What to do> Write out the records beneath this line exactly as they appear, minus any images.

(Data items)

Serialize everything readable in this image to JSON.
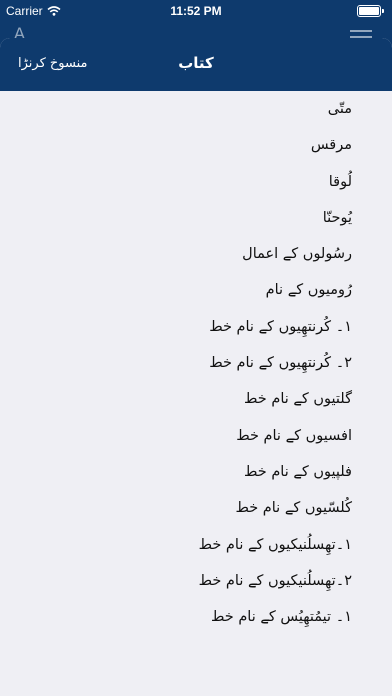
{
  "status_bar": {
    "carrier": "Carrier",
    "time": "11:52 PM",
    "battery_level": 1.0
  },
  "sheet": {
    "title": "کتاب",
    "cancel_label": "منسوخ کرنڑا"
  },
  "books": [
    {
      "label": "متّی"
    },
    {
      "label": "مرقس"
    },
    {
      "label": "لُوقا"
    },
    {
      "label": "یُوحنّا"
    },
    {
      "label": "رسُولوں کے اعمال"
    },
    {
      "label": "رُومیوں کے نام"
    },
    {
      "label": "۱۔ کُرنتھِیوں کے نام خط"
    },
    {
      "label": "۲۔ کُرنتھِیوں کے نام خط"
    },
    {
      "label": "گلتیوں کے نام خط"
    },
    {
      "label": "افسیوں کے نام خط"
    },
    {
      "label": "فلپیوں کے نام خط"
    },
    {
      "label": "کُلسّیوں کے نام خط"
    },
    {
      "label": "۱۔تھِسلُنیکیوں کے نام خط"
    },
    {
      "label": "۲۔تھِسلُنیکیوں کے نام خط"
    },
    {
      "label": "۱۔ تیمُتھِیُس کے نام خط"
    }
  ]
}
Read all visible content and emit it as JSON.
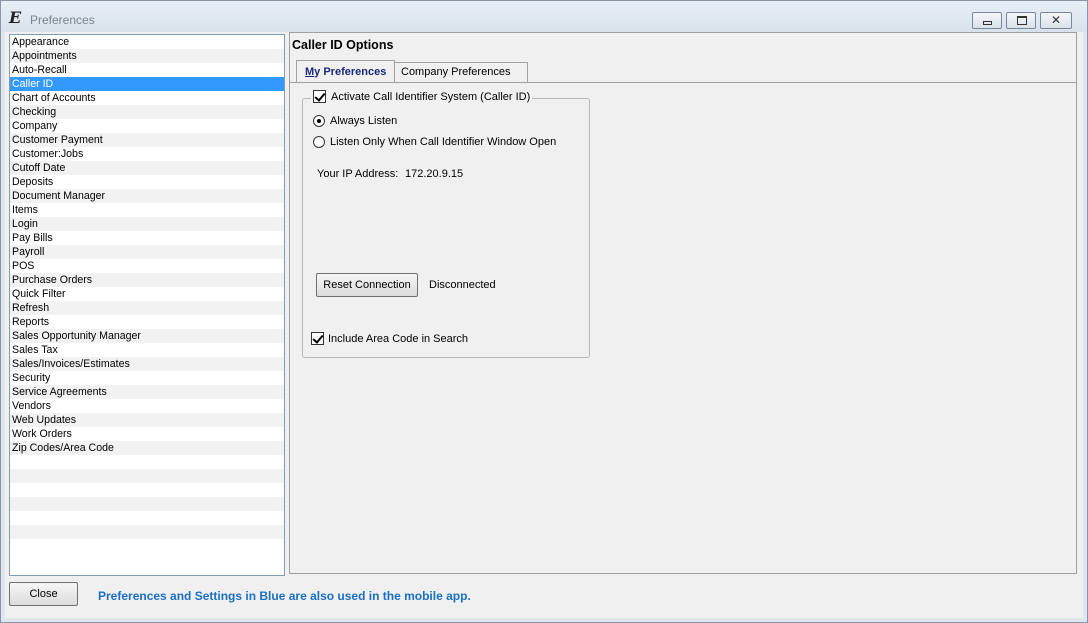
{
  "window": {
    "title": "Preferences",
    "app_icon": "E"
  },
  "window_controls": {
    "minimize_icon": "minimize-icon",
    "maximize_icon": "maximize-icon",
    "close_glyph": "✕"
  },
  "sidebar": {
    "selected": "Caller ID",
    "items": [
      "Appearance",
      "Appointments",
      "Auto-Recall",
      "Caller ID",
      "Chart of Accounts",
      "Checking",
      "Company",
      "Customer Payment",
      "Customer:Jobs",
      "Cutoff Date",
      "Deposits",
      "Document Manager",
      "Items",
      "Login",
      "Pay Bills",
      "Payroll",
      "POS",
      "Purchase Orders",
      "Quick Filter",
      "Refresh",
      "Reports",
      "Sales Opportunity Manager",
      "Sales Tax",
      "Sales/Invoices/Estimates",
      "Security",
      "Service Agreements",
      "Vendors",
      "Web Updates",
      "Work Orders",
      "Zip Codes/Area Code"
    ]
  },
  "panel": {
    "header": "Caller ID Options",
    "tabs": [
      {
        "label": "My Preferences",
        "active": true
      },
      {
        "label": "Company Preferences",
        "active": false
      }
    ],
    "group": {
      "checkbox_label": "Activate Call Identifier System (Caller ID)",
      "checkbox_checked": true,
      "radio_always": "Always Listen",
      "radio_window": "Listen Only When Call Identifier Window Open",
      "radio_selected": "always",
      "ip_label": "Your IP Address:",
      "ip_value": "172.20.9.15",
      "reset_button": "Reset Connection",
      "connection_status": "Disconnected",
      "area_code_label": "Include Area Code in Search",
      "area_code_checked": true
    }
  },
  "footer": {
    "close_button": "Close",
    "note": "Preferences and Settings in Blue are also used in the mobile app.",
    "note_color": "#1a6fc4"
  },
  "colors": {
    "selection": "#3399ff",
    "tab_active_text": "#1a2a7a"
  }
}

Solution to this task>
Serialize everything readable in this image to JSON.
{
  "status_bar": {
    "carrier": "Carrier",
    "time": "11:52 PM",
    "battery_level": 1.0
  },
  "sheet": {
    "title": "کتاب",
    "cancel_label": "منسوخ کرنڑا"
  },
  "books": [
    {
      "label": "متّی"
    },
    {
      "label": "مرقس"
    },
    {
      "label": "لُوقا"
    },
    {
      "label": "یُوحنّا"
    },
    {
      "label": "رسُولوں کے اعمال"
    },
    {
      "label": "رُومیوں کے نام"
    },
    {
      "label": "۱۔ کُرنتھِیوں کے نام خط"
    },
    {
      "label": "۲۔ کُرنتھِیوں کے نام خط"
    },
    {
      "label": "گلتیوں کے نام خط"
    },
    {
      "label": "افسیوں کے نام خط"
    },
    {
      "label": "فلپیوں کے نام خط"
    },
    {
      "label": "کُلسّیوں کے نام خط"
    },
    {
      "label": "۱۔تھِسلُنیکیوں کے نام خط"
    },
    {
      "label": "۲۔تھِسلُنیکیوں کے نام خط"
    },
    {
      "label": "۱۔ تیمُتھِیُس کے نام خط"
    }
  ]
}
Read all visible content and emit it as JSON.
{
  "window": {
    "title": "Preferences",
    "app_icon": "E"
  },
  "window_controls": {
    "minimize_icon": "minimize-icon",
    "maximize_icon": "maximize-icon",
    "close_glyph": "✕"
  },
  "sidebar": {
    "selected": "Caller ID",
    "items": [
      "Appearance",
      "Appointments",
      "Auto-Recall",
      "Caller ID",
      "Chart of Accounts",
      "Checking",
      "Company",
      "Customer Payment",
      "Customer:Jobs",
      "Cutoff Date",
      "Deposits",
      "Document Manager",
      "Items",
      "Login",
      "Pay Bills",
      "Payroll",
      "POS",
      "Purchase Orders",
      "Quick Filter",
      "Refresh",
      "Reports",
      "Sales Opportunity Manager",
      "Sales Tax",
      "Sales/Invoices/Estimates",
      "Security",
      "Service Agreements",
      "Vendors",
      "Web Updates",
      "Work Orders",
      "Zip Codes/Area Code"
    ]
  },
  "panel": {
    "header": "Caller ID Options",
    "tabs": [
      {
        "label": "My Preferences",
        "active": true
      },
      {
        "label": "Company Preferences",
        "active": false
      }
    ],
    "group": {
      "checkbox_label": "Activate Call Identifier System (Caller ID)",
      "checkbox_checked": true,
      "radio_always": "Always Listen",
      "radio_window": "Listen Only When Call Identifier Window Open",
      "radio_selected": "always",
      "ip_label": "Your IP Address:",
      "ip_value": "172.20.9.15",
      "reset_button": "Reset Connection",
      "connection_status": "Disconnected",
      "area_code_label": "Include Area Code in Search",
      "area_code_checked": true
    }
  },
  "footer": {
    "close_button": "Close",
    "note": "Preferences and Settings in Blue are also used in the mobile app.",
    "note_color": "#1a6fc4"
  },
  "colors": {
    "selection": "#3399ff",
    "tab_active_text": "#1a2a7a"
  }
}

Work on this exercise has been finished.